### SET EXERCISE
Determine how many lines contain the string "ossification" and reply with that number alone.

### TASK DATA
══════════

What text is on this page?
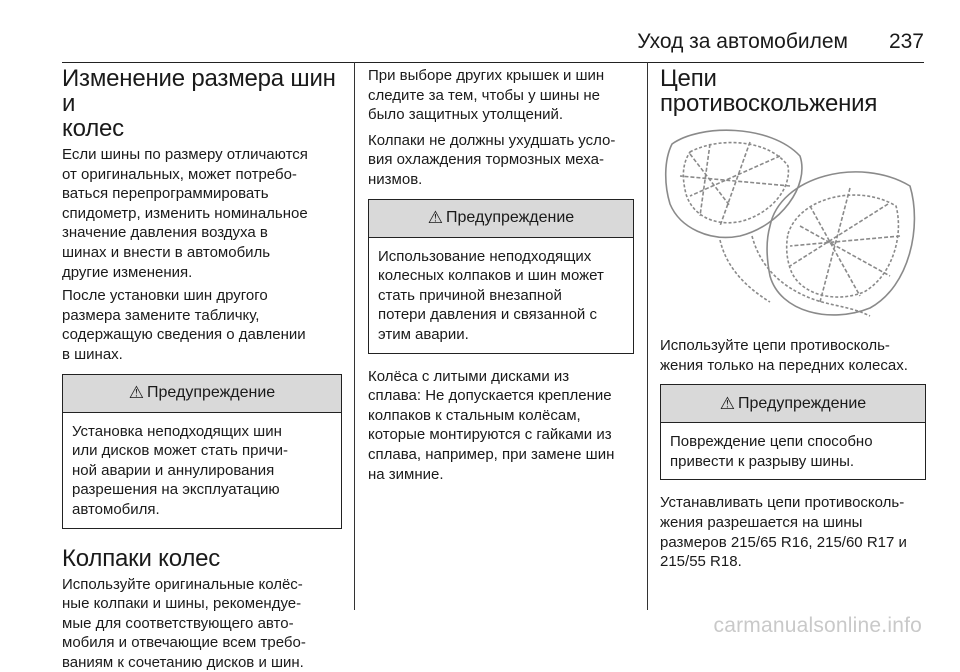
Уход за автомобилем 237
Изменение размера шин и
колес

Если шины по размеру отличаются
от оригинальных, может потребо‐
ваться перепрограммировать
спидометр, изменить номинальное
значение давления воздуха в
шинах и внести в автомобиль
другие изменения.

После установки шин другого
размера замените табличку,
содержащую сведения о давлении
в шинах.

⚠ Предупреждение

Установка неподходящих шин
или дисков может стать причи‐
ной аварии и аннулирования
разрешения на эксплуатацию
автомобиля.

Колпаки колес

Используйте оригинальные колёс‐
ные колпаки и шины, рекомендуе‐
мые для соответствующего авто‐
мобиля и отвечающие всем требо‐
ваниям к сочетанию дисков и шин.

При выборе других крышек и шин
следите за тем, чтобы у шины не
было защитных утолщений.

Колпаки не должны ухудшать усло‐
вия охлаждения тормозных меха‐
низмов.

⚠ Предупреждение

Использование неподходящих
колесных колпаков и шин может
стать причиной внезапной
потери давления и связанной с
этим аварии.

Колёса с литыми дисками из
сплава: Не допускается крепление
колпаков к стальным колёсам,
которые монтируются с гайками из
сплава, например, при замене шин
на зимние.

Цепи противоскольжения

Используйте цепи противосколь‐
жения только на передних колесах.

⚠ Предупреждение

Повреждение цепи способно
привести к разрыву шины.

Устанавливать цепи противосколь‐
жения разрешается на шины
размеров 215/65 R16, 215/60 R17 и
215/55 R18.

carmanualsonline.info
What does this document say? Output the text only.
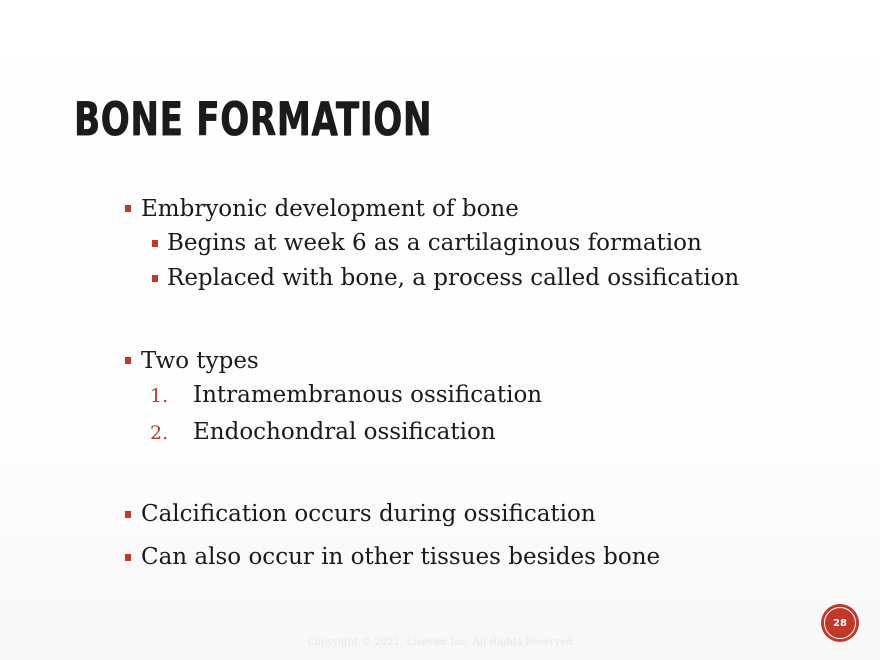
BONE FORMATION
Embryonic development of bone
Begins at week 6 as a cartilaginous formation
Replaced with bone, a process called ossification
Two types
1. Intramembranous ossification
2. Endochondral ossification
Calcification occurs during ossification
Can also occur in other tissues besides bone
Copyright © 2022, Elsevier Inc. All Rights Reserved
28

══════════

### FINAL ANSWER
4